» **Goal of the exercise**: Output each line exactly as it appears, skipping any embedded picture.

» **Data records**:
★ ★ ★ ★ ★ ★ ★
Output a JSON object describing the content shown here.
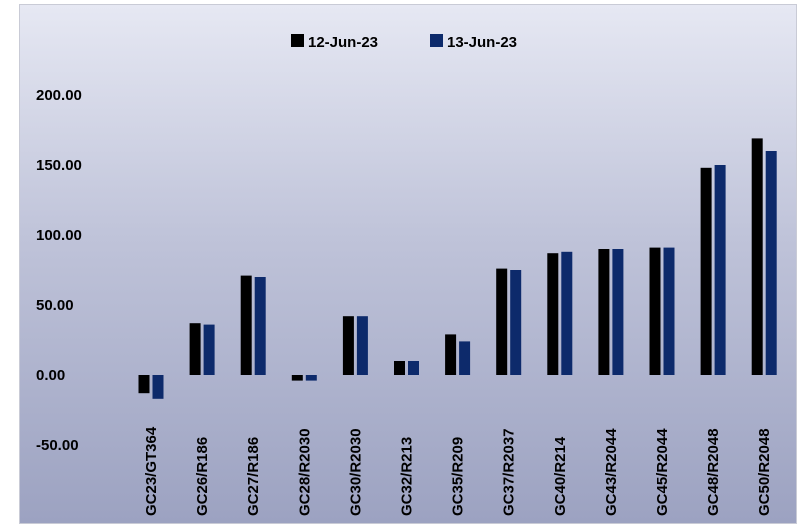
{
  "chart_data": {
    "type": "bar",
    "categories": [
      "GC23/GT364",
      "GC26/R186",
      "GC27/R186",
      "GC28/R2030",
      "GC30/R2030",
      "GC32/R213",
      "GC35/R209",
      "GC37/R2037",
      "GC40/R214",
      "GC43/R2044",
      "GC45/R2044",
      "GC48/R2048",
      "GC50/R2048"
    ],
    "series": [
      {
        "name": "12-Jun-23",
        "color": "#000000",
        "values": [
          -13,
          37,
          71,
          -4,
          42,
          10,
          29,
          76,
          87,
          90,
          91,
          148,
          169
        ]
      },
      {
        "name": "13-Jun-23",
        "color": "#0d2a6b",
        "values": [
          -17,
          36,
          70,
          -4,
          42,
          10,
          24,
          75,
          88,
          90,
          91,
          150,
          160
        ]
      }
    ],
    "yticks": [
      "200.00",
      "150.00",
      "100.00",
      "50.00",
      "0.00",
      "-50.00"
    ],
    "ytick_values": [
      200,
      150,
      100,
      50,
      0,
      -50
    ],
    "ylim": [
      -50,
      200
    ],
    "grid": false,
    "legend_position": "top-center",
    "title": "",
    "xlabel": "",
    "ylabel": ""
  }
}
★ ★ ★ ★ ★ ★ ★
» **Output for this exercise**:
Output a JSON object describing the content shown here.
{
  "chart_data": {
    "type": "bar",
    "categories": [
      "GC23/GT364",
      "GC26/R186",
      "GC27/R186",
      "GC28/R2030",
      "GC30/R2030",
      "GC32/R213",
      "GC35/R209",
      "GC37/R2037",
      "GC40/R214",
      "GC43/R2044",
      "GC45/R2044",
      "GC48/R2048",
      "GC50/R2048"
    ],
    "series": [
      {
        "name": "12-Jun-23",
        "color": "#000000",
        "values": [
          -13,
          37,
          71,
          -4,
          42,
          10,
          29,
          76,
          87,
          90,
          91,
          148,
          169
        ]
      },
      {
        "name": "13-Jun-23",
        "color": "#0d2a6b",
        "values": [
          -17,
          36,
          70,
          -4,
          42,
          10,
          24,
          75,
          88,
          90,
          91,
          150,
          160
        ]
      }
    ],
    "yticks": [
      "200.00",
      "150.00",
      "100.00",
      "50.00",
      "0.00",
      "-50.00"
    ],
    "ytick_values": [
      200,
      150,
      100,
      50,
      0,
      -50
    ],
    "ylim": [
      -50,
      200
    ],
    "grid": false,
    "legend_position": "top-center",
    "title": "",
    "xlabel": "",
    "ylabel": ""
  }
}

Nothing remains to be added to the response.